Entries from a dataset:
begin

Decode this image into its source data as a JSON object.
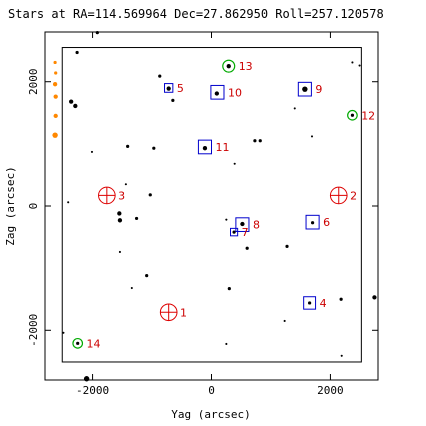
{
  "chart_data": {
    "type": "scatter",
    "title": "Stars at RA=114.569964 Dec=27.862950 Roll=257.120578",
    "xlabel": "Yag (arcsec)",
    "ylabel": "Zag (arcsec)",
    "xlim": [
      -2800,
      2800
    ],
    "ylim": [
      -2800,
      2800
    ],
    "x_ticks": [
      -2000,
      0,
      2000
    ],
    "y_ticks": [
      -2000,
      0,
      2000
    ],
    "grid": false,
    "legend": "none",
    "colors": {
      "acquisition_box": "#0000cc",
      "guide_circle": "#00aa00",
      "fid_marker": "#dd0000",
      "label": "#cc0000",
      "star": "#000000",
      "off_field_star": "#ff8800",
      "ccd_box": "#000000"
    },
    "ccd_box": {
      "x": [
        -2510,
        2520
      ],
      "y": [
        -2510,
        2550
      ]
    },
    "acq_boxes": [
      {
        "id": "5",
        "x": -720,
        "y": 1900,
        "half_size": 70
      },
      {
        "id": "10",
        "x": 100,
        "y": 1830,
        "half_size": 110
      },
      {
        "id": "9",
        "x": 1570,
        "y": 1880,
        "half_size": 110
      },
      {
        "id": "11",
        "x": -110,
        "y": 950,
        "half_size": 110
      },
      {
        "id": "8",
        "x": 520,
        "y": -300,
        "half_size": 110
      },
      {
        "id": "7",
        "x": 380,
        "y": -420,
        "half_size": 60
      },
      {
        "id": "6",
        "x": 1700,
        "y": -260,
        "half_size": 110
      },
      {
        "id": "4",
        "x": 1650,
        "y": -1560,
        "half_size": 100
      }
    ],
    "guide_circles": [
      {
        "id": "13",
        "x": 290,
        "y": 2250,
        "r": 100
      },
      {
        "id": "12",
        "x": 2370,
        "y": 1460,
        "r": 80
      },
      {
        "id": "14",
        "x": -2250,
        "y": -2210,
        "r": 80
      }
    ],
    "fid_markers": [
      {
        "id": "1",
        "x": -720,
        "y": -1710,
        "r": 140
      },
      {
        "id": "2",
        "x": 2140,
        "y": 170,
        "r": 140
      },
      {
        "id": "3",
        "x": -1760,
        "y": 170,
        "r": 140
      }
    ],
    "stars": [
      {
        "x": -720,
        "y": 1890,
        "mag": 3
      },
      {
        "x": 90,
        "y": 1810,
        "mag": 3
      },
      {
        "x": 1570,
        "y": 1880,
        "mag": 4
      },
      {
        "x": -110,
        "y": 930,
        "mag": 3
      },
      {
        "x": 520,
        "y": -290,
        "mag": 3
      },
      {
        "x": 380,
        "y": -420,
        "mag": 2
      },
      {
        "x": 1700,
        "y": -270,
        "mag": 2
      },
      {
        "x": 1650,
        "y": -1560,
        "mag": 2
      },
      {
        "x": 290,
        "y": 2250,
        "mag": 3
      },
      {
        "x": 2370,
        "y": 1460,
        "mag": 2
      },
      {
        "x": -2250,
        "y": -2210,
        "mag": 2
      },
      {
        "x": -1920,
        "y": 2790,
        "mag": 2
      },
      {
        "x": -2260,
        "y": 2470,
        "mag": 2
      },
      {
        "x": -870,
        "y": 2090,
        "mag": 2
      },
      {
        "x": -2360,
        "y": 1680,
        "mag": 3
      },
      {
        "x": -2290,
        "y": 1610,
        "mag": 3
      },
      {
        "x": -650,
        "y": 1700,
        "mag": 2
      },
      {
        "x": -1410,
        "y": 960,
        "mag": 2
      },
      {
        "x": -970,
        "y": 930,
        "mag": 2
      },
      {
        "x": -2010,
        "y": 870,
        "mag": 1
      },
      {
        "x": 730,
        "y": 1050,
        "mag": 2
      },
      {
        "x": 820,
        "y": 1050,
        "mag": 2
      },
      {
        "x": 390,
        "y": 680,
        "mag": 1
      },
      {
        "x": 1400,
        "y": 1570,
        "mag": 1
      },
      {
        "x": 1690,
        "y": 1120,
        "mag": 1
      },
      {
        "x": 2490,
        "y": 2260,
        "mag": 1
      },
      {
        "x": 2370,
        "y": 2310,
        "mag": 1
      },
      {
        "x": -1030,
        "y": 180,
        "mag": 2
      },
      {
        "x": -1440,
        "y": 350,
        "mag": 1
      },
      {
        "x": -2410,
        "y": 60,
        "mag": 1
      },
      {
        "x": -1550,
        "y": -120,
        "mag": 3
      },
      {
        "x": -1540,
        "y": -230,
        "mag": 3
      },
      {
        "x": -1260,
        "y": -200,
        "mag": 2
      },
      {
        "x": -1540,
        "y": -740,
        "mag": 1
      },
      {
        "x": 250,
        "y": -220,
        "mag": 1
      },
      {
        "x": 600,
        "y": -680,
        "mag": 2
      },
      {
        "x": 1270,
        "y": -650,
        "mag": 2
      },
      {
        "x": -1090,
        "y": -1120,
        "mag": 2
      },
      {
        "x": -1340,
        "y": -1320,
        "mag": 1
      },
      {
        "x": 300,
        "y": -1330,
        "mag": 2
      },
      {
        "x": 1230,
        "y": -1850,
        "mag": 1
      },
      {
        "x": 250,
        "y": -2220,
        "mag": 1
      },
      {
        "x": 2180,
        "y": -1500,
        "mag": 2
      },
      {
        "x": 2740,
        "y": -1470,
        "mag": 3
      },
      {
        "x": -2490,
        "y": -2040,
        "mag": 1
      },
      {
        "x": 2190,
        "y": -2410,
        "mag": 1
      },
      {
        "x": -2100,
        "y": -2780,
        "mag": 4
      }
    ],
    "off_field_stars": [
      {
        "x": -2630,
        "y": 2310,
        "mag": 2
      },
      {
        "x": -2620,
        "y": 2140,
        "mag": 2
      },
      {
        "x": -2630,
        "y": 1960,
        "mag": 3
      },
      {
        "x": -2620,
        "y": 1760,
        "mag": 3
      },
      {
        "x": -2620,
        "y": 1450,
        "mag": 3
      },
      {
        "x": -2630,
        "y": 1140,
        "mag": 4
      }
    ]
  }
}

end

Problem statement: Quote the records in their entirety, keeping the wording exact and excluding pictures.

Exercise solution:
Decode this image into its source data as a JSON object.
{
  "chart_data": {
    "type": "scatter",
    "title": "Stars at RA=114.569964 Dec=27.862950 Roll=257.120578",
    "xlabel": "Yag (arcsec)",
    "ylabel": "Zag (arcsec)",
    "xlim": [
      -2800,
      2800
    ],
    "ylim": [
      -2800,
      2800
    ],
    "x_ticks": [
      -2000,
      0,
      2000
    ],
    "y_ticks": [
      -2000,
      0,
      2000
    ],
    "grid": false,
    "legend": "none",
    "colors": {
      "acquisition_box": "#0000cc",
      "guide_circle": "#00aa00",
      "fid_marker": "#dd0000",
      "label": "#cc0000",
      "star": "#000000",
      "off_field_star": "#ff8800",
      "ccd_box": "#000000"
    },
    "ccd_box": {
      "x": [
        -2510,
        2520
      ],
      "y": [
        -2510,
        2550
      ]
    },
    "acq_boxes": [
      {
        "id": "5",
        "x": -720,
        "y": 1900,
        "half_size": 70
      },
      {
        "id": "10",
        "x": 100,
        "y": 1830,
        "half_size": 110
      },
      {
        "id": "9",
        "x": 1570,
        "y": 1880,
        "half_size": 110
      },
      {
        "id": "11",
        "x": -110,
        "y": 950,
        "half_size": 110
      },
      {
        "id": "8",
        "x": 520,
        "y": -300,
        "half_size": 110
      },
      {
        "id": "7",
        "x": 380,
        "y": -420,
        "half_size": 60
      },
      {
        "id": "6",
        "x": 1700,
        "y": -260,
        "half_size": 110
      },
      {
        "id": "4",
        "x": 1650,
        "y": -1560,
        "half_size": 100
      }
    ],
    "guide_circles": [
      {
        "id": "13",
        "x": 290,
        "y": 2250,
        "r": 100
      },
      {
        "id": "12",
        "x": 2370,
        "y": 1460,
        "r": 80
      },
      {
        "id": "14",
        "x": -2250,
        "y": -2210,
        "r": 80
      }
    ],
    "fid_markers": [
      {
        "id": "1",
        "x": -720,
        "y": -1710,
        "r": 140
      },
      {
        "id": "2",
        "x": 2140,
        "y": 170,
        "r": 140
      },
      {
        "id": "3",
        "x": -1760,
        "y": 170,
        "r": 140
      }
    ],
    "stars": [
      {
        "x": -720,
        "y": 1890,
        "mag": 3
      },
      {
        "x": 90,
        "y": 1810,
        "mag": 3
      },
      {
        "x": 1570,
        "y": 1880,
        "mag": 4
      },
      {
        "x": -110,
        "y": 930,
        "mag": 3
      },
      {
        "x": 520,
        "y": -290,
        "mag": 3
      },
      {
        "x": 380,
        "y": -420,
        "mag": 2
      },
      {
        "x": 1700,
        "y": -270,
        "mag": 2
      },
      {
        "x": 1650,
        "y": -1560,
        "mag": 2
      },
      {
        "x": 290,
        "y": 2250,
        "mag": 3
      },
      {
        "x": 2370,
        "y": 1460,
        "mag": 2
      },
      {
        "x": -2250,
        "y": -2210,
        "mag": 2
      },
      {
        "x": -1920,
        "y": 2790,
        "mag": 2
      },
      {
        "x": -2260,
        "y": 2470,
        "mag": 2
      },
      {
        "x": -870,
        "y": 2090,
        "mag": 2
      },
      {
        "x": -2360,
        "y": 1680,
        "mag": 3
      },
      {
        "x": -2290,
        "y": 1610,
        "mag": 3
      },
      {
        "x": -650,
        "y": 1700,
        "mag": 2
      },
      {
        "x": -1410,
        "y": 960,
        "mag": 2
      },
      {
        "x": -970,
        "y": 930,
        "mag": 2
      },
      {
        "x": -2010,
        "y": 870,
        "mag": 1
      },
      {
        "x": 730,
        "y": 1050,
        "mag": 2
      },
      {
        "x": 820,
        "y": 1050,
        "mag": 2
      },
      {
        "x": 390,
        "y": 680,
        "mag": 1
      },
      {
        "x": 1400,
        "y": 1570,
        "mag": 1
      },
      {
        "x": 1690,
        "y": 1120,
        "mag": 1
      },
      {
        "x": 2490,
        "y": 2260,
        "mag": 1
      },
      {
        "x": 2370,
        "y": 2310,
        "mag": 1
      },
      {
        "x": -1030,
        "y": 180,
        "mag": 2
      },
      {
        "x": -1440,
        "y": 350,
        "mag": 1
      },
      {
        "x": -2410,
        "y": 60,
        "mag": 1
      },
      {
        "x": -1550,
        "y": -120,
        "mag": 3
      },
      {
        "x": -1540,
        "y": -230,
        "mag": 3
      },
      {
        "x": -1260,
        "y": -200,
        "mag": 2
      },
      {
        "x": -1540,
        "y": -740,
        "mag": 1
      },
      {
        "x": 250,
        "y": -220,
        "mag": 1
      },
      {
        "x": 600,
        "y": -680,
        "mag": 2
      },
      {
        "x": 1270,
        "y": -650,
        "mag": 2
      },
      {
        "x": -1090,
        "y": -1120,
        "mag": 2
      },
      {
        "x": -1340,
        "y": -1320,
        "mag": 1
      },
      {
        "x": 300,
        "y": -1330,
        "mag": 2
      },
      {
        "x": 1230,
        "y": -1850,
        "mag": 1
      },
      {
        "x": 250,
        "y": -2220,
        "mag": 1
      },
      {
        "x": 2180,
        "y": -1500,
        "mag": 2
      },
      {
        "x": 2740,
        "y": -1470,
        "mag": 3
      },
      {
        "x": -2490,
        "y": -2040,
        "mag": 1
      },
      {
        "x": 2190,
        "y": -2410,
        "mag": 1
      },
      {
        "x": -2100,
        "y": -2780,
        "mag": 4
      }
    ],
    "off_field_stars": [
      {
        "x": -2630,
        "y": 2310,
        "mag": 2
      },
      {
        "x": -2620,
        "y": 2140,
        "mag": 2
      },
      {
        "x": -2630,
        "y": 1960,
        "mag": 3
      },
      {
        "x": -2620,
        "y": 1760,
        "mag": 3
      },
      {
        "x": -2620,
        "y": 1450,
        "mag": 3
      },
      {
        "x": -2630,
        "y": 1140,
        "mag": 4
      }
    ]
  }
}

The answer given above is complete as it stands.